Count lines with the string "Error" in them. State the number alone.
[Data shown start]
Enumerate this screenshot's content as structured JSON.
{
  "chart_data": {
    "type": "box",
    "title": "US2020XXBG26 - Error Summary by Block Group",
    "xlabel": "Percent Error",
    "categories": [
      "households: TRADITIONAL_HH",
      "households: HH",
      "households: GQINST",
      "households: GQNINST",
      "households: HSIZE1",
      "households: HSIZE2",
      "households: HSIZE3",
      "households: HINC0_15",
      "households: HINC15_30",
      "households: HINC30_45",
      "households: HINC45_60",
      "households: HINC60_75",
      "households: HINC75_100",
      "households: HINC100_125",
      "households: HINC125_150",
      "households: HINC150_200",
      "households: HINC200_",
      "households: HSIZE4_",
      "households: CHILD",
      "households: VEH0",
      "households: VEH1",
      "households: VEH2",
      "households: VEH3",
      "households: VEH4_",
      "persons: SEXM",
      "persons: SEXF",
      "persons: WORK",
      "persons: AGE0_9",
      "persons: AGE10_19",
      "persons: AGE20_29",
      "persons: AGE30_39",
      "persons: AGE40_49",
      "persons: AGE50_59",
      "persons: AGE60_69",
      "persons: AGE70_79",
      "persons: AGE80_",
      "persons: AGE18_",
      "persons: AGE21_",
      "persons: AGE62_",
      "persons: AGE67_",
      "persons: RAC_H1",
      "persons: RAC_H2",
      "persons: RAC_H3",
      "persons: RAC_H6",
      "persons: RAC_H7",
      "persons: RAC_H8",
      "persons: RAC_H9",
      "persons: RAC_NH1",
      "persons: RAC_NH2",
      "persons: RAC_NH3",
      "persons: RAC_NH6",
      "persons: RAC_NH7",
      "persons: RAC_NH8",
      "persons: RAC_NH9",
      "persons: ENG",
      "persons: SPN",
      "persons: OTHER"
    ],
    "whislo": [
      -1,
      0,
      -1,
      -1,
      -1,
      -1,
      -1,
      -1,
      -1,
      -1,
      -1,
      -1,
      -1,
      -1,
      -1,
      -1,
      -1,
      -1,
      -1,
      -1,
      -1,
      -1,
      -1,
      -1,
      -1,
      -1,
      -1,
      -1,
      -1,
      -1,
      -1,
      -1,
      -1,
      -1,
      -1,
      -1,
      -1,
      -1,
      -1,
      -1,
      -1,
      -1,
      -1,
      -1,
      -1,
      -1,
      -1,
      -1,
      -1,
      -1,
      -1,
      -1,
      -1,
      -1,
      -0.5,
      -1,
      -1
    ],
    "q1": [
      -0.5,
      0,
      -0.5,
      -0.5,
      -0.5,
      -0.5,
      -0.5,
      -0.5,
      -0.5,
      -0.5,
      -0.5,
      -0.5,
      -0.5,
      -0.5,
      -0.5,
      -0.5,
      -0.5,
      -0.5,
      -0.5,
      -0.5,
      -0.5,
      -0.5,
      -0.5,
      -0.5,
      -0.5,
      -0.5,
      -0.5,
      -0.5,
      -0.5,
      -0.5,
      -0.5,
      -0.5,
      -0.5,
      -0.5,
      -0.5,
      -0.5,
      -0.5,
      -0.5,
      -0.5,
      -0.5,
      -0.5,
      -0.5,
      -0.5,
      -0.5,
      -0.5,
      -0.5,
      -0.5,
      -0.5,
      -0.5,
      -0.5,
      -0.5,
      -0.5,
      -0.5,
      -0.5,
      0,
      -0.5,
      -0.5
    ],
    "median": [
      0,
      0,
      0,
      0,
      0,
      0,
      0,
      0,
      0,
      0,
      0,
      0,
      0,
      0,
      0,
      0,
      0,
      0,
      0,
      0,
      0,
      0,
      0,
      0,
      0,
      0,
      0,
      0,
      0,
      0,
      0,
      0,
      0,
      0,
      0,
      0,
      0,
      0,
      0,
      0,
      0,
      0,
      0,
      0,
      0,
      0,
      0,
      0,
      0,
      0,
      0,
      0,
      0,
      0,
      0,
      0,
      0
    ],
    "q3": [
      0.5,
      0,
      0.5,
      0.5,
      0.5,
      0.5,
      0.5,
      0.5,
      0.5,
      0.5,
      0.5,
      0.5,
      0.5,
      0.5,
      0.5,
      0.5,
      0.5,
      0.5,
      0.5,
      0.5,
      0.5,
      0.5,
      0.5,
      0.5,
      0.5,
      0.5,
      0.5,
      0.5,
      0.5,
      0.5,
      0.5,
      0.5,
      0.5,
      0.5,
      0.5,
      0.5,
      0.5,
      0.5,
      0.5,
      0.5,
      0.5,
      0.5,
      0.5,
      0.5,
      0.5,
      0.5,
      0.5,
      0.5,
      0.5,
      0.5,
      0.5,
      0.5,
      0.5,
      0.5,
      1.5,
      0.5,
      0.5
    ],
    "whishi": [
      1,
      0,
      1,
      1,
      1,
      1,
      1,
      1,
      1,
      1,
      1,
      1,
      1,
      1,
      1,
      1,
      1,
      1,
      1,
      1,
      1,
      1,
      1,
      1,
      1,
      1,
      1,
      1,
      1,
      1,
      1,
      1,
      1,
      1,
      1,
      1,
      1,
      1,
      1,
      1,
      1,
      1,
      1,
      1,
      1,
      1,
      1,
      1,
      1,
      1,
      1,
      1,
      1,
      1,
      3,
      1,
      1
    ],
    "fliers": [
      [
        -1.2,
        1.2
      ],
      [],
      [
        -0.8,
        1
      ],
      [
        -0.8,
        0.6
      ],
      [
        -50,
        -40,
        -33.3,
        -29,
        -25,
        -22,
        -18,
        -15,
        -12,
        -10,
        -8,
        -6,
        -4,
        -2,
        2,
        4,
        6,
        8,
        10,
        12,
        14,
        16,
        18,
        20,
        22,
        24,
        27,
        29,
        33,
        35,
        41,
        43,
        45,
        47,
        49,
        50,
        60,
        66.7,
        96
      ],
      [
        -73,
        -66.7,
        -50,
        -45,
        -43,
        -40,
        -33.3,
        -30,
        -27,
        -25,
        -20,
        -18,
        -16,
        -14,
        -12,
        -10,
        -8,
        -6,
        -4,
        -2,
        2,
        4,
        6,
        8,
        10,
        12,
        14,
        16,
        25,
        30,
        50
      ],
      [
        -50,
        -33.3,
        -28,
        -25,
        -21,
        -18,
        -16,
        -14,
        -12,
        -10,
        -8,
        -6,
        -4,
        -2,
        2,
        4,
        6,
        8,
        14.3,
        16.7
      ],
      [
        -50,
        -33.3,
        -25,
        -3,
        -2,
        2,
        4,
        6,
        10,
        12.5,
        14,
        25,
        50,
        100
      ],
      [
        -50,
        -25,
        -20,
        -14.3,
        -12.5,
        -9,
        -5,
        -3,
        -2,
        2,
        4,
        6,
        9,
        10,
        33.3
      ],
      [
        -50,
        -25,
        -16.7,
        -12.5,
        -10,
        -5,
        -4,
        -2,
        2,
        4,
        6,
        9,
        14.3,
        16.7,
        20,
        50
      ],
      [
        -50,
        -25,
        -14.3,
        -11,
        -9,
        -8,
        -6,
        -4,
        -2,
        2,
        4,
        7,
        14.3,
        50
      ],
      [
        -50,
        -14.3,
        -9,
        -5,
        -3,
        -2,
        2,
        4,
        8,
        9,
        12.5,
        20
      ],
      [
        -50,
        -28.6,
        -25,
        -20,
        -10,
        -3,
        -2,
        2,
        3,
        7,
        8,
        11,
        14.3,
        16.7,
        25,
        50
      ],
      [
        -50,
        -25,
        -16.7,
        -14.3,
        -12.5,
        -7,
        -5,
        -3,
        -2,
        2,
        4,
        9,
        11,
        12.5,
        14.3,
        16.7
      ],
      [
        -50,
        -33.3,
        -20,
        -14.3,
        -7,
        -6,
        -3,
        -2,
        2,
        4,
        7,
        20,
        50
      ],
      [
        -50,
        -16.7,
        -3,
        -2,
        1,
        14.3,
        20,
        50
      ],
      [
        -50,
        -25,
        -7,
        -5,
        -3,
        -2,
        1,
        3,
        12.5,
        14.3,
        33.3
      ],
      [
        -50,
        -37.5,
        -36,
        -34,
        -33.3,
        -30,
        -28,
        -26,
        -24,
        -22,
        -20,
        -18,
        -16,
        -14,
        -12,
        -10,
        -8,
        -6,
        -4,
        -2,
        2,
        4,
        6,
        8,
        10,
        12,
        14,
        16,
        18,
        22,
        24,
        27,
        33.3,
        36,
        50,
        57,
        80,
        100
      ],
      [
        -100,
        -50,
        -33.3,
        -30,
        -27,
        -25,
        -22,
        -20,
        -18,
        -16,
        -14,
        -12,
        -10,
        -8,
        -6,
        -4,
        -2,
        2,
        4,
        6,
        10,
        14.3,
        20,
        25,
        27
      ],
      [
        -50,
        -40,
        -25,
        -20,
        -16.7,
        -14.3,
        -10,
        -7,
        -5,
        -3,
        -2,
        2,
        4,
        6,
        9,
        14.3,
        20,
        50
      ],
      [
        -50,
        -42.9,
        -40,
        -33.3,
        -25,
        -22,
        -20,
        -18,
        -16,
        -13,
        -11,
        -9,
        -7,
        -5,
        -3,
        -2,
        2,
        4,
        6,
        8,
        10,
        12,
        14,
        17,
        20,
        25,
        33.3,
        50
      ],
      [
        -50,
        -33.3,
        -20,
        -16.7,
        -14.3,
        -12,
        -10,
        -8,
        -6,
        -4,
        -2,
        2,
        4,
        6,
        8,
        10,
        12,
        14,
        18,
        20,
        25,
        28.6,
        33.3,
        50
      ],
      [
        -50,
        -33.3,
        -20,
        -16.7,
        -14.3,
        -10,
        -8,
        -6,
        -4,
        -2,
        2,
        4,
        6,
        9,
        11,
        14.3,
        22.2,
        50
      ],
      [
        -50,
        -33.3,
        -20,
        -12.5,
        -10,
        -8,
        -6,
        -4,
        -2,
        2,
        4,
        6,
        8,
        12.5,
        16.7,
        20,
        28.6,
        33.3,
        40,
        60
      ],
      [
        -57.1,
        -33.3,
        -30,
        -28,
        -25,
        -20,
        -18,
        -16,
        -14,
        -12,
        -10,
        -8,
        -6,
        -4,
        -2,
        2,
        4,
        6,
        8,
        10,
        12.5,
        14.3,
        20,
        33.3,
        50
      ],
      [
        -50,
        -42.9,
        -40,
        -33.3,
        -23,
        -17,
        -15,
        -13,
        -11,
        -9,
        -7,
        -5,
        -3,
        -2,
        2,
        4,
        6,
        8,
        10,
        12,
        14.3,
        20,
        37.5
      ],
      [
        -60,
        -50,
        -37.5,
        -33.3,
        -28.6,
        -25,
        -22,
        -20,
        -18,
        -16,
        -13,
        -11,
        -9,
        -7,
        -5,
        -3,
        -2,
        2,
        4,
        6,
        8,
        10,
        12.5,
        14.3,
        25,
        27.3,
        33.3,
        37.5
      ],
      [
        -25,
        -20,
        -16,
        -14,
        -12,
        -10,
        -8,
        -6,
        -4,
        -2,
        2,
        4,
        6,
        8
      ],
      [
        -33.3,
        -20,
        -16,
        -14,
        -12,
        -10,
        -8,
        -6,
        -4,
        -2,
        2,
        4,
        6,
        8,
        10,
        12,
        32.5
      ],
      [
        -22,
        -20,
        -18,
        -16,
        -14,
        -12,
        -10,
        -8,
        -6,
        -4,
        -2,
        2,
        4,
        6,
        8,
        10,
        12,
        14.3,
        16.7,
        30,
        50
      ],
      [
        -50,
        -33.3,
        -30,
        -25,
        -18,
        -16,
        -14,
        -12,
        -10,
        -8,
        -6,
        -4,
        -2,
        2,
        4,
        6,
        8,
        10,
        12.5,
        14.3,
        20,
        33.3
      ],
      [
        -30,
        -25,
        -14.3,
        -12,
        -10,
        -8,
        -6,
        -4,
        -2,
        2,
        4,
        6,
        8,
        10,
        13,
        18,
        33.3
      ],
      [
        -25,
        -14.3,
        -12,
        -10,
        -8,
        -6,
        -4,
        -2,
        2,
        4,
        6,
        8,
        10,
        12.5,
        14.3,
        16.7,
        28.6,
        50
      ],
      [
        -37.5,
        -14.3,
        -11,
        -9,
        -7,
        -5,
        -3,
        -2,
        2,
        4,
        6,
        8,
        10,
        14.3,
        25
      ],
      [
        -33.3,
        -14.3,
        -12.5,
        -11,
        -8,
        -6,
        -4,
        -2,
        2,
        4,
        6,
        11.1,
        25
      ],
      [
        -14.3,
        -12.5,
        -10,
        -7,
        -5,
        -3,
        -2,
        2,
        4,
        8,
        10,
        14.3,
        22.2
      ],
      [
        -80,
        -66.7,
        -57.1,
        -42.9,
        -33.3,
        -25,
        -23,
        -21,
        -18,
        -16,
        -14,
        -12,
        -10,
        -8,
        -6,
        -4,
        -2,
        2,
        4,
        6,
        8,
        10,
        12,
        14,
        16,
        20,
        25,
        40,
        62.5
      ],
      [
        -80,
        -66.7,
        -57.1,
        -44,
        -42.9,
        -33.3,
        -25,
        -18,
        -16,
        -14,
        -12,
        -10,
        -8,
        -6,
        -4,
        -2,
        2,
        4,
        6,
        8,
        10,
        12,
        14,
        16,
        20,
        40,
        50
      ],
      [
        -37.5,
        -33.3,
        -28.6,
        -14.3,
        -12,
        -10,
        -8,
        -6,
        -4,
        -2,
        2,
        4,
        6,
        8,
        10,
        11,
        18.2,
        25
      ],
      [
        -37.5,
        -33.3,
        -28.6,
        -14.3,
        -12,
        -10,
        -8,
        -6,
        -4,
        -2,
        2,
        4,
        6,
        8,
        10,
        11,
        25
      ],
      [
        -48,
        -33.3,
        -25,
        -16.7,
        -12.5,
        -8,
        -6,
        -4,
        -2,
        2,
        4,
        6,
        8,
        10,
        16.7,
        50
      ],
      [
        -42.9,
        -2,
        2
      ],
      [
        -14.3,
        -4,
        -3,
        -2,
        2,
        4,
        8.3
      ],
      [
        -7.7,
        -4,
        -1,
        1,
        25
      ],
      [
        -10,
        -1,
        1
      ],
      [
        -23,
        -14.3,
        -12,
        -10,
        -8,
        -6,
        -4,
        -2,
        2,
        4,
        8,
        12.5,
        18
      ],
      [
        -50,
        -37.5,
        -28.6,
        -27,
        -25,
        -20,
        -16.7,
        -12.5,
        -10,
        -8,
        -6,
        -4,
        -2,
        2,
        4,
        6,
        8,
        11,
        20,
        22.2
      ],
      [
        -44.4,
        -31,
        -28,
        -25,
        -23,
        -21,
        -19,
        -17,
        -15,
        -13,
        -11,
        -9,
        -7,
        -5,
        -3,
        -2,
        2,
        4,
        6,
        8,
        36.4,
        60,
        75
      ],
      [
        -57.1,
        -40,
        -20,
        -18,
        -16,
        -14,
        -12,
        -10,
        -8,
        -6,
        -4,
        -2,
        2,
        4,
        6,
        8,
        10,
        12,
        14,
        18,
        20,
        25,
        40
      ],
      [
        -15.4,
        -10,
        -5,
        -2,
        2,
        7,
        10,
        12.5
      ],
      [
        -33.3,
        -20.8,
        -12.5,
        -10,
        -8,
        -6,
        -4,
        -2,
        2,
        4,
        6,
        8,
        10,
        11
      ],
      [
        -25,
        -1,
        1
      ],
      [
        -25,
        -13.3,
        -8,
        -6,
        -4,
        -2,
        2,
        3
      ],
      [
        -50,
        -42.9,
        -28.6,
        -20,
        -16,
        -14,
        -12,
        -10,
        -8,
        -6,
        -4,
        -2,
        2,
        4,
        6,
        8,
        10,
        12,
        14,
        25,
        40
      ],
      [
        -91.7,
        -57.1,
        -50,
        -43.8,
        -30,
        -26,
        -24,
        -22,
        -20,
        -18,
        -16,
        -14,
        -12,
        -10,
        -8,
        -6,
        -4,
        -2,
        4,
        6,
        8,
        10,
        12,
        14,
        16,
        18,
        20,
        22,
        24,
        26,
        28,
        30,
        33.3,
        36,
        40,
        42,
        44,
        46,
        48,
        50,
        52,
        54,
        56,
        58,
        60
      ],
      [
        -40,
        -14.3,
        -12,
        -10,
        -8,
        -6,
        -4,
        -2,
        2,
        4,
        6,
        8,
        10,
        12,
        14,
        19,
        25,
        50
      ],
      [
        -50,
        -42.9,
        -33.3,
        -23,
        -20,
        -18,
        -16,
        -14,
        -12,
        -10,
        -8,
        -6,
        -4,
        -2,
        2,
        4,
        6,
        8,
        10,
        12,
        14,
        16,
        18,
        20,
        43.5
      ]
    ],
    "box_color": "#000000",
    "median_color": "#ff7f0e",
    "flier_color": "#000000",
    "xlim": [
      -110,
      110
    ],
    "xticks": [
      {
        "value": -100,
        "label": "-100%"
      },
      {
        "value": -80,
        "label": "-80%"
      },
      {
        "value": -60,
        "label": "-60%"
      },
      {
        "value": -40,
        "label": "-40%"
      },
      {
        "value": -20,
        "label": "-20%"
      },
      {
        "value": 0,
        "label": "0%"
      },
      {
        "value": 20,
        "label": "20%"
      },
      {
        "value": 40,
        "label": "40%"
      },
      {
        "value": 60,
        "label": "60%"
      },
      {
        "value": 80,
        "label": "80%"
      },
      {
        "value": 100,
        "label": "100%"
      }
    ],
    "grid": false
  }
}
[Data shown end]
◆ **Complete output**
2